>>>

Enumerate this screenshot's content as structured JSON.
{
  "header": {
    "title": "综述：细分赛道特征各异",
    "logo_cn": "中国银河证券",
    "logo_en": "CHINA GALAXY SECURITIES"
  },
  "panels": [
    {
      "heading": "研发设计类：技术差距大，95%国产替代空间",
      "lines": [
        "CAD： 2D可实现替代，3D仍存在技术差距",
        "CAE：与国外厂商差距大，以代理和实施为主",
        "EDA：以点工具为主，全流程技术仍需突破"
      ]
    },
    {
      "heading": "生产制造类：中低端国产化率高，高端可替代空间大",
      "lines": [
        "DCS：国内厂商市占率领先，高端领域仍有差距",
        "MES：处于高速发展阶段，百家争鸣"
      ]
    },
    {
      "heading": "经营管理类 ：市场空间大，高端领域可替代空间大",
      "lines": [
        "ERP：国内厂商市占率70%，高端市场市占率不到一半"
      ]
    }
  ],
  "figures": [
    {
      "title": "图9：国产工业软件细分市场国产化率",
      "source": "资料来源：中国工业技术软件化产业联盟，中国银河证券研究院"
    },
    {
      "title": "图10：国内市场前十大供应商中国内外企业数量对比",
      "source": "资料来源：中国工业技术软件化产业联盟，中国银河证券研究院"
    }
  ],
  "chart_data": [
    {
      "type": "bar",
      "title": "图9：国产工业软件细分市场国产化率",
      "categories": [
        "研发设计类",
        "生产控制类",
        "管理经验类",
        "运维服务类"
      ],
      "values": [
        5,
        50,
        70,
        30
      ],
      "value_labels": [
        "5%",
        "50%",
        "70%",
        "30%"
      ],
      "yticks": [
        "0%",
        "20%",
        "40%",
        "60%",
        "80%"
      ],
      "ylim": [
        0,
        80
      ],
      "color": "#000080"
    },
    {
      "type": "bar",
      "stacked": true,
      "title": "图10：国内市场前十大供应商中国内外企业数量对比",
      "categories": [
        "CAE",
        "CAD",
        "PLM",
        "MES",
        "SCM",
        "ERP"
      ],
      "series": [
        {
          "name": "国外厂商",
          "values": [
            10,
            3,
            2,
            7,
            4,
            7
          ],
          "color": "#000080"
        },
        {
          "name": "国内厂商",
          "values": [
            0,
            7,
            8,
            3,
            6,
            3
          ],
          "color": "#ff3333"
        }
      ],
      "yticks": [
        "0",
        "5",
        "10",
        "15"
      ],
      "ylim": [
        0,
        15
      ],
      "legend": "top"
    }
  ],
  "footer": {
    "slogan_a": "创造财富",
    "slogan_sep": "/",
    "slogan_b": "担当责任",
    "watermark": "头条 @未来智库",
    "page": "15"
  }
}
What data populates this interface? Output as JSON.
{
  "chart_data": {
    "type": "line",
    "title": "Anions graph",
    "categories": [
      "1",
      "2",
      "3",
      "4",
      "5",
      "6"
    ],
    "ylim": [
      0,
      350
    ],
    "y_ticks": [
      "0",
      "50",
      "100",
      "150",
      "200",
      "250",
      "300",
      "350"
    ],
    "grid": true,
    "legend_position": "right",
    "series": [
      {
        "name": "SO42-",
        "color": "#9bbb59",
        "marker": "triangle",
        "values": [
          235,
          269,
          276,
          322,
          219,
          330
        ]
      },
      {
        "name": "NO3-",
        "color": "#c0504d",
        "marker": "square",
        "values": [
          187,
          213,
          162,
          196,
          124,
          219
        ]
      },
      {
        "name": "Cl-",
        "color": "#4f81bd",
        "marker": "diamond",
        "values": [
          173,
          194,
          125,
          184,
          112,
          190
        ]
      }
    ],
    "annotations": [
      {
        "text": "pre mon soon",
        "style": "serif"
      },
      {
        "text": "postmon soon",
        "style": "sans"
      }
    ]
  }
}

<<<

→ Exercise description: Quote all of the entries verbatim.

→ Result of the exercise:
Enumerate this screenshot's content as structured JSON.
{
  "header": {
    "title": "综述：细分赛道特征各异",
    "logo_cn": "中国银河证券",
    "logo_en": "CHINA GALAXY SECURITIES"
  },
  "panels": [
    {
      "heading": "研发设计类：技术差距大，95%国产替代空间",
      "lines": [
        "CAD： 2D可实现替代，3D仍存在技术差距",
        "CAE：与国外厂商差距大，以代理和实施为主",
        "EDA：以点工具为主，全流程技术仍需突破"
      ]
    },
    {
      "heading": "生产制造类：中低端国产化率高，高端可替代空间大",
      "lines": [
        "DCS：国内厂商市占率领先，高端领域仍有差距",
        "MES：处于高速发展阶段，百家争鸣"
      ]
    },
    {
      "heading": "经营管理类 ：市场空间大，高端领域可替代空间大",
      "lines": [
        "ERP：国内厂商市占率70%，高端市场市占率不到一半"
      ]
    }
  ],
  "figures": [
    {
      "title": "图9：国产工业软件细分市场国产化率",
      "source": "资料来源：中国工业技术软件化产业联盟，中国银河证券研究院"
    },
    {
      "title": "图10：国内市场前十大供应商中国内外企业数量对比",
      "source": "资料来源：中国工业技术软件化产业联盟，中国银河证券研究院"
    }
  ],
  "chart_data": [
    {
      "type": "bar",
      "title": "图9：国产工业软件细分市场国产化率",
      "categories": [
        "研发设计类",
        "生产控制类",
        "管理经验类",
        "运维服务类"
      ],
      "values": [
        5,
        50,
        70,
        30
      ],
      "value_labels": [
        "5%",
        "50%",
        "70%",
        "30%"
      ],
      "yticks": [
        "0%",
        "20%",
        "40%",
        "60%",
        "80%"
      ],
      "ylim": [
        0,
        80
      ],
      "color": "#000080"
    },
    {
      "type": "bar",
      "stacked": true,
      "title": "图10：国内市场前十大供应商中国内外企业数量对比",
      "categories": [
        "CAE",
        "CAD",
        "PLM",
        "MES",
        "SCM",
        "ERP"
      ],
      "series": [
        {
          "name": "国外厂商",
          "values": [
            10,
            3,
            2,
            7,
            4,
            7
          ],
          "color": "#000080"
        },
        {
          "name": "国内厂商",
          "values": [
            0,
            7,
            8,
            3,
            6,
            3
          ],
          "color": "#ff3333"
        }
      ],
      "yticks": [
        "0",
        "5",
        "10",
        "15"
      ],
      "ylim": [
        0,
        15
      ],
      "legend": "top"
    }
  ],
  "footer": {
    "slogan_a": "创造财富",
    "slogan_sep": "/",
    "slogan_b": "担当责任",
    "watermark": "头条 @未来智库",
    "page": "15"
  }
}
What data populates this interface? Output as JSON.
{
  "chart_data": {
    "type": "line",
    "title": "Anions graph",
    "categories": [
      "1",
      "2",
      "3",
      "4",
      "5",
      "6"
    ],
    "ylim": [
      0,
      350
    ],
    "y_ticks": [
      "0",
      "50",
      "100",
      "150",
      "200",
      "250",
      "300",
      "350"
    ],
    "grid": true,
    "legend_position": "right",
    "series": [
      {
        "name": "SO42-",
        "color": "#9bbb59",
        "marker": "triangle",
        "values": [
          235,
          269,
          276,
          322,
          219,
          330
        ]
      },
      {
        "name": "NO3-",
        "color": "#c0504d",
        "marker": "square",
        "values": [
          187,
          213,
          162,
          196,
          124,
          219
        ]
      },
      {
        "name": "Cl-",
        "color": "#4f81bd",
        "marker": "diamond",
        "values": [
          173,
          194,
          125,
          184,
          112,
          190
        ]
      }
    ],
    "annotations": [
      {
        "text": "pre mon soon",
        "style": "serif"
      },
      {
        "text": "postmon soon",
        "style": "sans"
      }
    ]
  }
}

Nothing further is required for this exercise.